> _EXERCISE PROMPT_
From the entries below, copy out every line with "data" in it.

> _RECORDS SUPPLIED_
— Begin —

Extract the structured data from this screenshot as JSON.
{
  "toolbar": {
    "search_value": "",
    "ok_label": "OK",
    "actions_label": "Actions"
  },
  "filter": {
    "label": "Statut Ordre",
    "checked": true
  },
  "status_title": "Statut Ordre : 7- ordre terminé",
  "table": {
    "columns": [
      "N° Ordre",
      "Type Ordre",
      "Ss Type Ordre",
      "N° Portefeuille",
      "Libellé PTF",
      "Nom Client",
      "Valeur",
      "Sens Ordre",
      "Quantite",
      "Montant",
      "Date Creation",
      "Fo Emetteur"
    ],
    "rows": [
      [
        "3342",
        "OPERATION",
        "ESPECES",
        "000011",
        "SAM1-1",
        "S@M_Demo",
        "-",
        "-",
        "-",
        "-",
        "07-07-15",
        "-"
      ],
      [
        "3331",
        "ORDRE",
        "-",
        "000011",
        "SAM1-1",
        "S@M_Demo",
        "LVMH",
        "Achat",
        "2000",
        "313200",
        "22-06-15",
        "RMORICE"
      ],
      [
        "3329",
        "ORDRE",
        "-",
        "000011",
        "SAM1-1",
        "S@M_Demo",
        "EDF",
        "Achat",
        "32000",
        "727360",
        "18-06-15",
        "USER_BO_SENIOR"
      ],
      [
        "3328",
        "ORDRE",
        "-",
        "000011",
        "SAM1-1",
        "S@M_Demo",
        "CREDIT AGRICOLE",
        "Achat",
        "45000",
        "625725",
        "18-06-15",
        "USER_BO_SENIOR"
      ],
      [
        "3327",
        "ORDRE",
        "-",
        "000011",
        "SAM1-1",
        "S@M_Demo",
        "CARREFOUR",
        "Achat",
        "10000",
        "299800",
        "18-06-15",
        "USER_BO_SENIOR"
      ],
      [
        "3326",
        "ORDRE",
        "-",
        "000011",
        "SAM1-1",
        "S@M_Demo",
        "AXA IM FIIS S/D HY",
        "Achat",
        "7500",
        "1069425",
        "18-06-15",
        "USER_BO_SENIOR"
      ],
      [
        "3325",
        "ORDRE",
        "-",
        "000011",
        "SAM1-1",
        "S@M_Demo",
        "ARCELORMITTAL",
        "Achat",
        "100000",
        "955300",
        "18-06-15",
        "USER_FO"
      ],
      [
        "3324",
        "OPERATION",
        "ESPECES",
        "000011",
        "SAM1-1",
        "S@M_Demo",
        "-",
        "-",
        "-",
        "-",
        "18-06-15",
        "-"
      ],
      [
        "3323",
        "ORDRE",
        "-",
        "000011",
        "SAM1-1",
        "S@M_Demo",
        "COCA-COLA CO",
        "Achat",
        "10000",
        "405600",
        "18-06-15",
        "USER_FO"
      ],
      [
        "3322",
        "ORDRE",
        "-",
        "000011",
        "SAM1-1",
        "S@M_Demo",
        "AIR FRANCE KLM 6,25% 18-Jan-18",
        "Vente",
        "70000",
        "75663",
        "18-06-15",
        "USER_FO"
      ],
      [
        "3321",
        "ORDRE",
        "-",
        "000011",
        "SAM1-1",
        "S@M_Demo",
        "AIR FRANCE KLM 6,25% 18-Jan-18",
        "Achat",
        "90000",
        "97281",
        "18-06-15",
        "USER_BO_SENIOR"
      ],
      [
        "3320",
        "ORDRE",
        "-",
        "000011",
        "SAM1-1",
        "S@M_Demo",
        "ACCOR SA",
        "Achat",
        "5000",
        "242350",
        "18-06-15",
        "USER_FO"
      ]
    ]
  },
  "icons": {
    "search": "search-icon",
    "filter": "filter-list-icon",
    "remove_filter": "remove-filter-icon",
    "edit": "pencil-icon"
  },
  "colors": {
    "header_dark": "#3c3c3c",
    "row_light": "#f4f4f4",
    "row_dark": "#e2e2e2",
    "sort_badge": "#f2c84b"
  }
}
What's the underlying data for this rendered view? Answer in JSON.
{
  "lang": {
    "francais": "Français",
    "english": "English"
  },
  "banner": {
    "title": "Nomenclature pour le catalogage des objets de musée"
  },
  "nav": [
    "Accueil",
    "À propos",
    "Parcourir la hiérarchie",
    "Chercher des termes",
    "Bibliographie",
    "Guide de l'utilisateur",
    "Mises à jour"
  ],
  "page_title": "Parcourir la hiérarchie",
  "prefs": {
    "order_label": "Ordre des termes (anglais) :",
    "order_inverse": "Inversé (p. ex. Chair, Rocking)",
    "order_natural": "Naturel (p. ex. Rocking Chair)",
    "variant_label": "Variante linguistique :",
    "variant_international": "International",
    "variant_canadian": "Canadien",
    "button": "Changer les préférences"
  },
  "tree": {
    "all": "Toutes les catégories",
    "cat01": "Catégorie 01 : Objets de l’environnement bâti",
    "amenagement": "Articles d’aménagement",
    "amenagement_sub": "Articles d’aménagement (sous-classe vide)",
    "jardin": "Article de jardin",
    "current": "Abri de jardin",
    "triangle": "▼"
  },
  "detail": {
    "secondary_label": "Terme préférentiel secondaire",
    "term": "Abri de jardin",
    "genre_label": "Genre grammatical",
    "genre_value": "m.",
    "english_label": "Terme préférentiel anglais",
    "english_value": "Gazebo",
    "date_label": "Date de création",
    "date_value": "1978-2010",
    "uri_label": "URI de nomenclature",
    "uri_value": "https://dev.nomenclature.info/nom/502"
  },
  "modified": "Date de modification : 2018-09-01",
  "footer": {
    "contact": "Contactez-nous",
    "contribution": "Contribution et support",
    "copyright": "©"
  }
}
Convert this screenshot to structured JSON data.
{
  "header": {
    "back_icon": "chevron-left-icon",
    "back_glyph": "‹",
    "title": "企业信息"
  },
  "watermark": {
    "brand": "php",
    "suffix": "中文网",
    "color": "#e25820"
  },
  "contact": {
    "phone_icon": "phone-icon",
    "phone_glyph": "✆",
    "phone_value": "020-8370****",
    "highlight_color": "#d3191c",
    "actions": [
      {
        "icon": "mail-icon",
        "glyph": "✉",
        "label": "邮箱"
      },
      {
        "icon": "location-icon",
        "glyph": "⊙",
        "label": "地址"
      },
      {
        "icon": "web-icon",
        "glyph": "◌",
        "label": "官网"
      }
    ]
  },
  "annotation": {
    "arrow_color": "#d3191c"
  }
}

— End —

> _PROBLEM SOLUTION_
Extract the structured data from this screenshot as JSON.
What's the underlying data for this rendered view? Answer in JSON.
Convert this screenshot to structured JSON data.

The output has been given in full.